● TEXT BLOCK:

— start —

For practical purposes, aim for keywords with a KD below 30 when you’re starting out or building authority in a new topic area. A low difficulty score alone isn’t enough, though. You also need the keyword to have enough search volume to be worth your time and to match what your content actually delivers. A keyword that nobody searches for is easy to rank for but useless.
Start With Long-Tail Phrases
The fastest path to low competition keywords is targeting long-tail phrases: searches that are three, four, five, or more words long. These are naturally less competitive because they’re more specific, which means fewer websites have created content directly addressing them. They also tend to reflect clearer intent, so the traffic you get is more likely to engage with your content or convert.
Compare “time tracking app” to “best time tracking app for freelancers under $10/month.” The first phrase is broad, highly competitive, and attracts everyone from casual browsers to enterprise buyers. The second is specific enough that far fewer pages target it directly, and the person searching it is clearly close to making a purchase decision. That combination of low competition and high intent is exactly what you’re looking for.

— end —

Dataset items:

— start —

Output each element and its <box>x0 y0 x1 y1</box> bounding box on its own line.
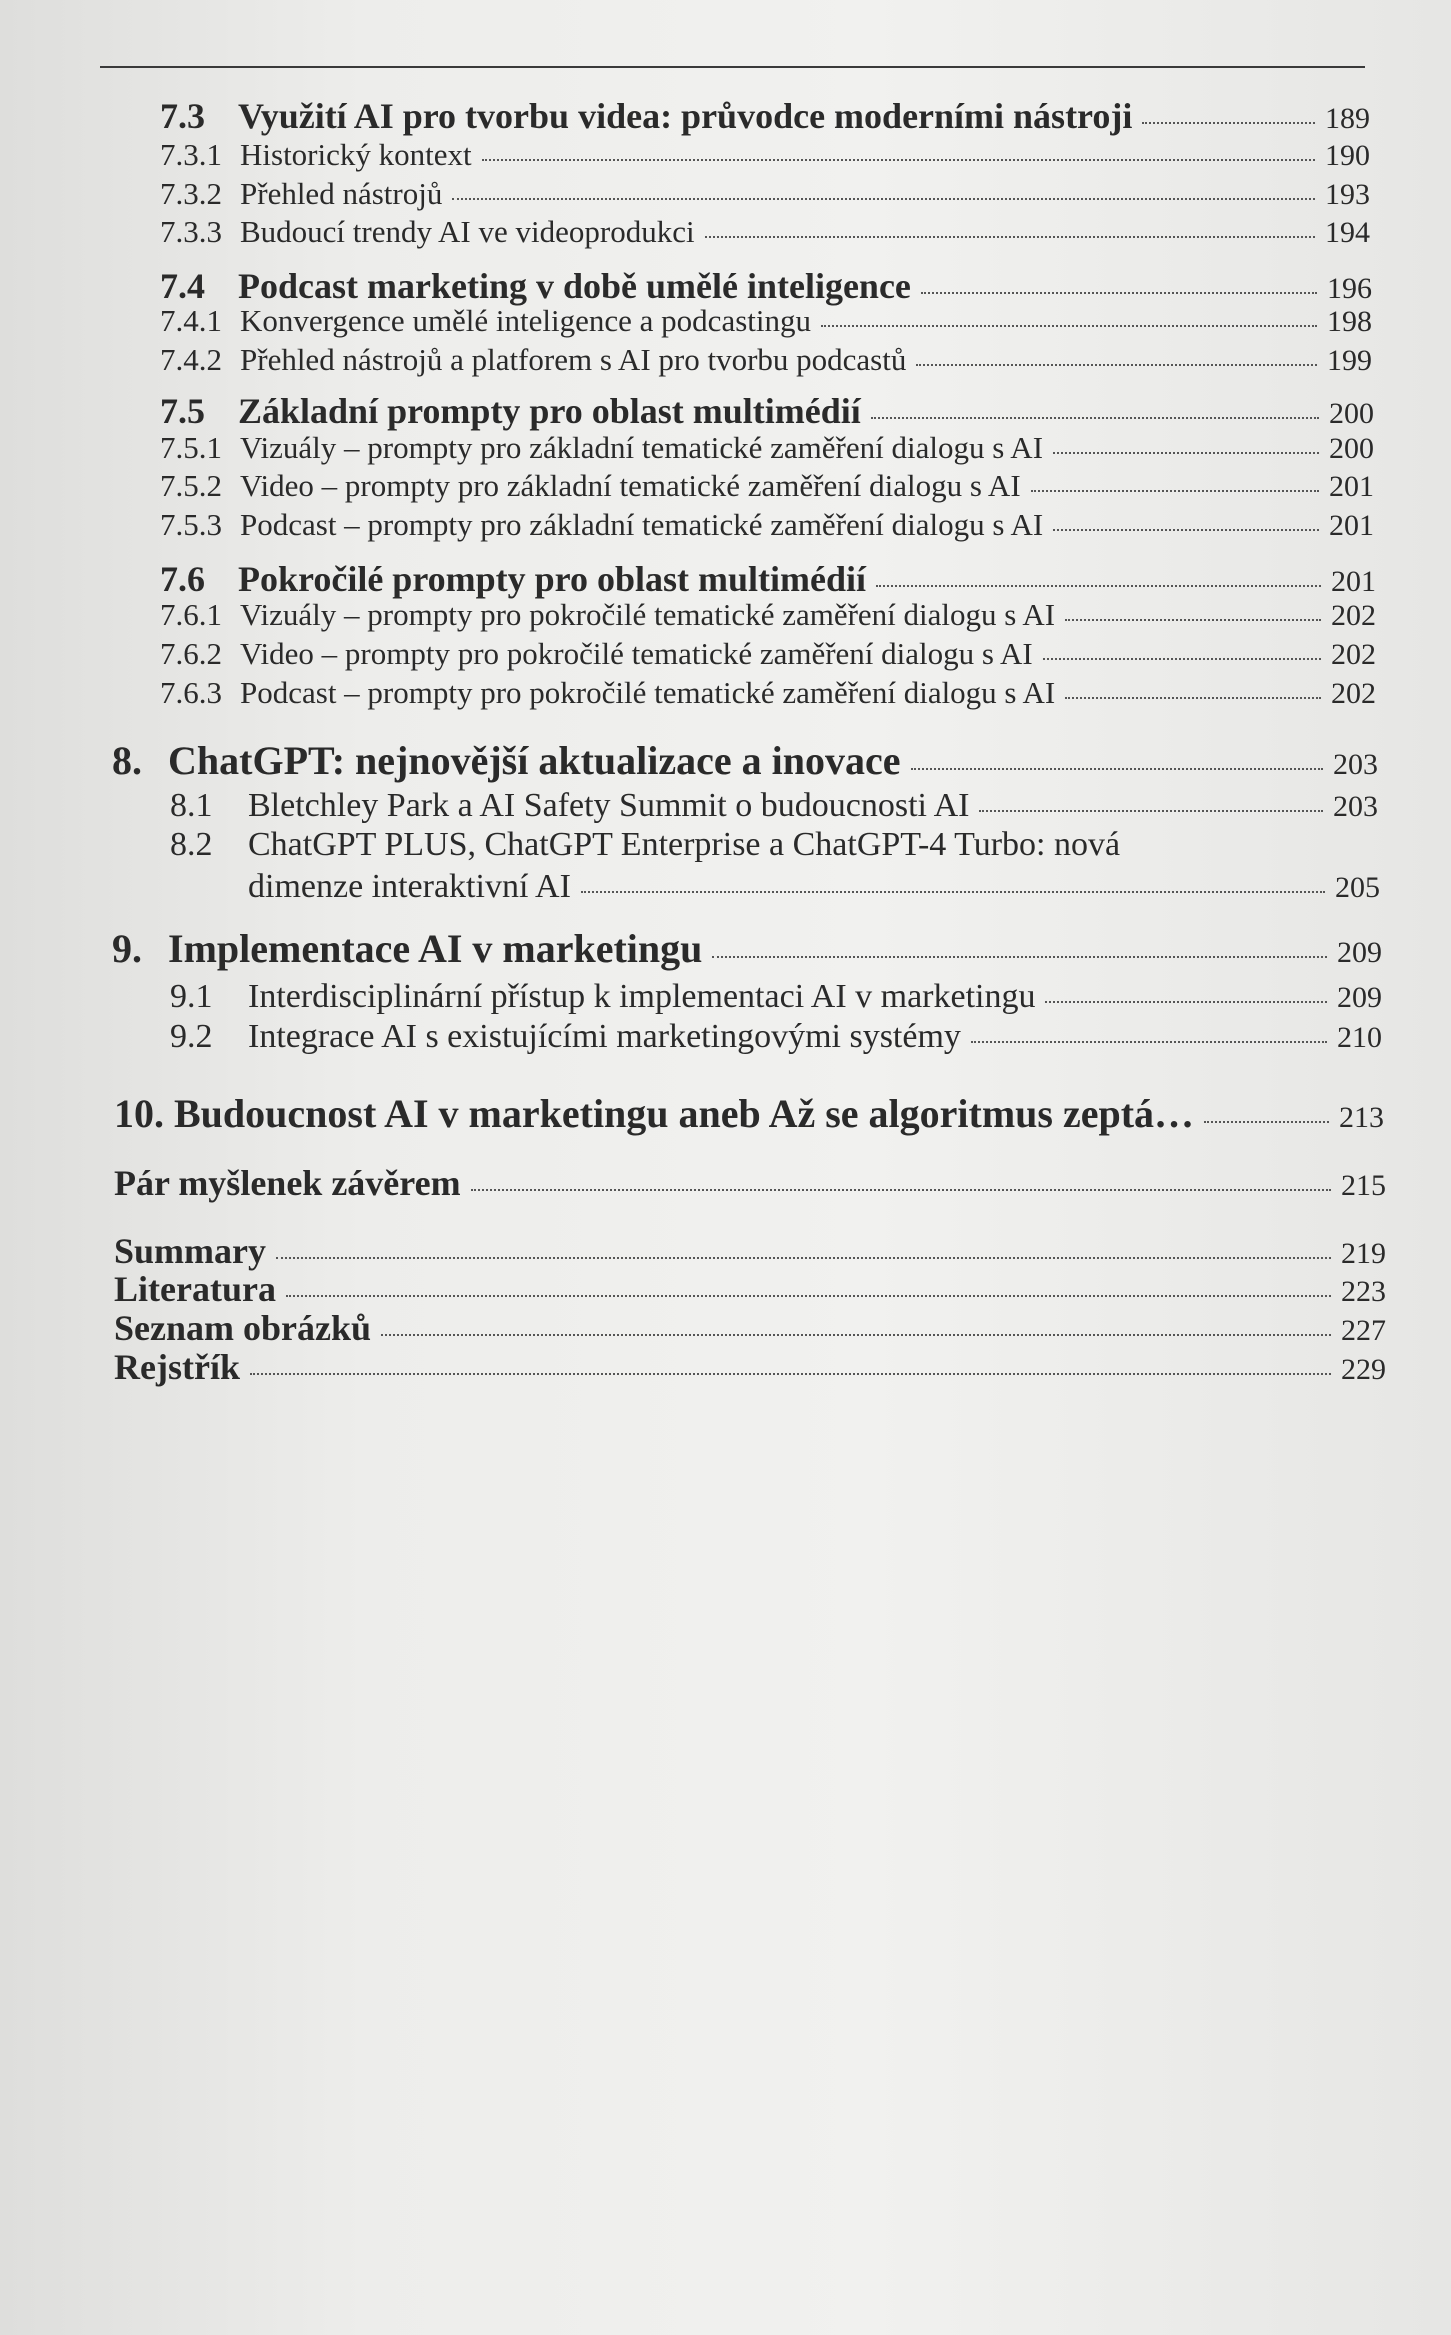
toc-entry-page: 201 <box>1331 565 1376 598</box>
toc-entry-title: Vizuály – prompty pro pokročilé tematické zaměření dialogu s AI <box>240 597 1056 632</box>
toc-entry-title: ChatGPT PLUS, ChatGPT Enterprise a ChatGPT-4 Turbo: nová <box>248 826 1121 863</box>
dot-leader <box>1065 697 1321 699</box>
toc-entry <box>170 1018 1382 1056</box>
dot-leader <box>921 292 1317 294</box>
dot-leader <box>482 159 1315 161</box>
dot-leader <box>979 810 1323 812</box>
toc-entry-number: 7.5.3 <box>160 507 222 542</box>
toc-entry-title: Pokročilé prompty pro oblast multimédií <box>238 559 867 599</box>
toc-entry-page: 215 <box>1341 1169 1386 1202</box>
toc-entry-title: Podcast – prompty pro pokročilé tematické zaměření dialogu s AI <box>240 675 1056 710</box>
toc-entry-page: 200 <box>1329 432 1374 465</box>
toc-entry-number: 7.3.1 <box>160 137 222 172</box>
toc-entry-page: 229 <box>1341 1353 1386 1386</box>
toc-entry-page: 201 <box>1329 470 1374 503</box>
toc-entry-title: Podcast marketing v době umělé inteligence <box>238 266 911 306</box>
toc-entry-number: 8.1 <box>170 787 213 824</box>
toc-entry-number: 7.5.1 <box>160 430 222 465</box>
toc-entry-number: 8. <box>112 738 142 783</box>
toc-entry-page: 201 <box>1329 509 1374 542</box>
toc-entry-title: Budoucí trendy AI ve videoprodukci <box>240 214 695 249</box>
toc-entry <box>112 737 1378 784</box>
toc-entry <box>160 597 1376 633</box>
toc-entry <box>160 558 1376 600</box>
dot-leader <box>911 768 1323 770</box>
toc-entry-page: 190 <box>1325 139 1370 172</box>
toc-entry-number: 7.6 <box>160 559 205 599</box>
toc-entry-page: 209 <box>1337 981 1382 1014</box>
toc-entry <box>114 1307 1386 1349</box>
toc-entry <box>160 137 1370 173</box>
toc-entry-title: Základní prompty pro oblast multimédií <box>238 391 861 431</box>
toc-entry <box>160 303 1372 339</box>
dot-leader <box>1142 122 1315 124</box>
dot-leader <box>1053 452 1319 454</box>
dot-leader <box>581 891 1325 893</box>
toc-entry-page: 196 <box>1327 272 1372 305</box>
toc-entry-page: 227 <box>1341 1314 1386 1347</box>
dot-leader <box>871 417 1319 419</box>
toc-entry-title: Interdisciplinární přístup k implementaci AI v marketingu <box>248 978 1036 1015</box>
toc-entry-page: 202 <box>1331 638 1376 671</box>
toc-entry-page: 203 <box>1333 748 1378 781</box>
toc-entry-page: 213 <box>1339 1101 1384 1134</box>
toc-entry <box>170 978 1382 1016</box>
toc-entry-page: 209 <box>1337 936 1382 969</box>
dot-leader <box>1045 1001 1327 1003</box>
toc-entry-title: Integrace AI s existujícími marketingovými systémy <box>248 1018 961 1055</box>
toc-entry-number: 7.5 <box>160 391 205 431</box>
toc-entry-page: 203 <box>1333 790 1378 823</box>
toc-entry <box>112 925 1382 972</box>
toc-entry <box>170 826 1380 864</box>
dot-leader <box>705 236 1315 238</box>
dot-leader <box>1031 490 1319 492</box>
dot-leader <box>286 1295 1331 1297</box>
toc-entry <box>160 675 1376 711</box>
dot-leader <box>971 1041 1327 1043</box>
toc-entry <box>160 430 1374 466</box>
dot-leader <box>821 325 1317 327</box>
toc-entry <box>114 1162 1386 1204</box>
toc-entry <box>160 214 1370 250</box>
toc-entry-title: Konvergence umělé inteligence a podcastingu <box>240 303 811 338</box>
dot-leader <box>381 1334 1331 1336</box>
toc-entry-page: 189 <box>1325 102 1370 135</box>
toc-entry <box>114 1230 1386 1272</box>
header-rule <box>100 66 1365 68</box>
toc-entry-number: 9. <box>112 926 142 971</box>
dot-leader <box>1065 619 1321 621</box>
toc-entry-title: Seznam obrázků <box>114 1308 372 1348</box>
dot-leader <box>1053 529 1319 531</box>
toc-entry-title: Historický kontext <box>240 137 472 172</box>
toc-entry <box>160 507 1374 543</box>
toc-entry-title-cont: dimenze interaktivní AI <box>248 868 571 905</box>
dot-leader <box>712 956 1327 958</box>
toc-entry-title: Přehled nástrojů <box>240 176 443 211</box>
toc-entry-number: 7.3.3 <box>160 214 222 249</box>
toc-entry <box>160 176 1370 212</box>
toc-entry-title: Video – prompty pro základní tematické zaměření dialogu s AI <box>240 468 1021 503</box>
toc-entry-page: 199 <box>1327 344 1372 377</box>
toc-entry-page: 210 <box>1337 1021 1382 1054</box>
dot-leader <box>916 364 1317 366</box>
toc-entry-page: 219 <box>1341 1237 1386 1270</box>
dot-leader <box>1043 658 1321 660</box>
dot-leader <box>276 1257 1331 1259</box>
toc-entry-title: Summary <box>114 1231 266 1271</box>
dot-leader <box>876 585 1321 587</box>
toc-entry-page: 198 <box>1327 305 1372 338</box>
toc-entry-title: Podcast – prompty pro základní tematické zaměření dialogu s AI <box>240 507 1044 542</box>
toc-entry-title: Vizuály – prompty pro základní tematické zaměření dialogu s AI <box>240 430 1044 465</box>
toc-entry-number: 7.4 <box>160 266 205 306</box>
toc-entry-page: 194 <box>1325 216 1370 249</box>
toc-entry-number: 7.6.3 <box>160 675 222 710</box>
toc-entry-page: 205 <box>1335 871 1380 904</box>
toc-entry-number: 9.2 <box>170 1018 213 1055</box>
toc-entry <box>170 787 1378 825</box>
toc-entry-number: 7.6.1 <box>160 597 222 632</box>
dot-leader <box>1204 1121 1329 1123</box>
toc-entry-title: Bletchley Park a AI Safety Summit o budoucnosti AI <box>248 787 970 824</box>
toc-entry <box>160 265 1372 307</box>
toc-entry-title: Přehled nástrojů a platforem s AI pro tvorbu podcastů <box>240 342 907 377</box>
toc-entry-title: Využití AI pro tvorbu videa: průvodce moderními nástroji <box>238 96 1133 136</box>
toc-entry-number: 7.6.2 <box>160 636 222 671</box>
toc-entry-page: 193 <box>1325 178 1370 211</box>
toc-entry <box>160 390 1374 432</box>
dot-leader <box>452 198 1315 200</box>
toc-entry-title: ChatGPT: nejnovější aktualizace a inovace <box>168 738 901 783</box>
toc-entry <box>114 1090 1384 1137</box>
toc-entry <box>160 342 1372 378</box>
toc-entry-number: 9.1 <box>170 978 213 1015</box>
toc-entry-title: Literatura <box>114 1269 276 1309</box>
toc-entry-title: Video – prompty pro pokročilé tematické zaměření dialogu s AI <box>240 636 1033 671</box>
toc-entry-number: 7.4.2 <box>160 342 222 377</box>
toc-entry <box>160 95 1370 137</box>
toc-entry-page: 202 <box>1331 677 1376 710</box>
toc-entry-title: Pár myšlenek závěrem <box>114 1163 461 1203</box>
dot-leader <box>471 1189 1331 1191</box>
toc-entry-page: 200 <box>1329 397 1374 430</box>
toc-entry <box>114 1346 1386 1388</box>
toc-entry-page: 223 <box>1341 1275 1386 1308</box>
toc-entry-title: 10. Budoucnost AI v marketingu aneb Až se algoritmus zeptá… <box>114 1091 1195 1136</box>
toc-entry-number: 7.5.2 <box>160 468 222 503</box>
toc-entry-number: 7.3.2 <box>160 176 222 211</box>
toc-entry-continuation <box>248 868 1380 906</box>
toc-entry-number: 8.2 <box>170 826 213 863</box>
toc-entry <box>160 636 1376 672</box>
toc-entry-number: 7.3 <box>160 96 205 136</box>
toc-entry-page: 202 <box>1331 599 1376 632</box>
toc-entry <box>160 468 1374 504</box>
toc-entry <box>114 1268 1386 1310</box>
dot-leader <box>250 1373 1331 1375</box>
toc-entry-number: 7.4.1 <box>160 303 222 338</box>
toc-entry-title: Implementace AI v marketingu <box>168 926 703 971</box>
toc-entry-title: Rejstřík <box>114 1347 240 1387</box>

— end —

● BRIEF 1:
Decide whether each statement agrees with the keyword passage, answering yes or no and quoting the words of the passage that settle it: (a) The passage advises aiming for keywords with a KD below 30 when starting out. (b) A low difficulty score is enough on its own. (c) Long-tail phrases are more competitive because they are more specific.
● BRIEF 2:
Translate this sentence from the keyword passage into Spanish: "A keyword that nobody searches for is easy to rank for but useless."
● BRIEF 3:
Reproduce the keyword passage from "Start With Long-Tail" to "content or convert.", renaming "websites" as "blogs".

● TASK ANSWER 1:
(a) Yes: "aim for keywords with a KD below 30 when you’re starting out"
(b) No: "A low difficulty score alone isn’t enough, though."
(c) No: "These are naturally less competitive because they’re more specific"

● TASK ANSWER 2:
Una palabra clave que nadie busca es fácil de posicionar, pero inútil.

● TASK ANSWER 3:
Start With Long-Tail Phrases
The fastest path to low competition keywords is targeting long-tail phrases: searches that are three, four, five, or more words long. These are naturally less competitive because they’re more specific, which means fewer blogs have created content directly addressing them. They also tend to reflect clearer intent, so the traffic you get is more likely to engage with your content or convert.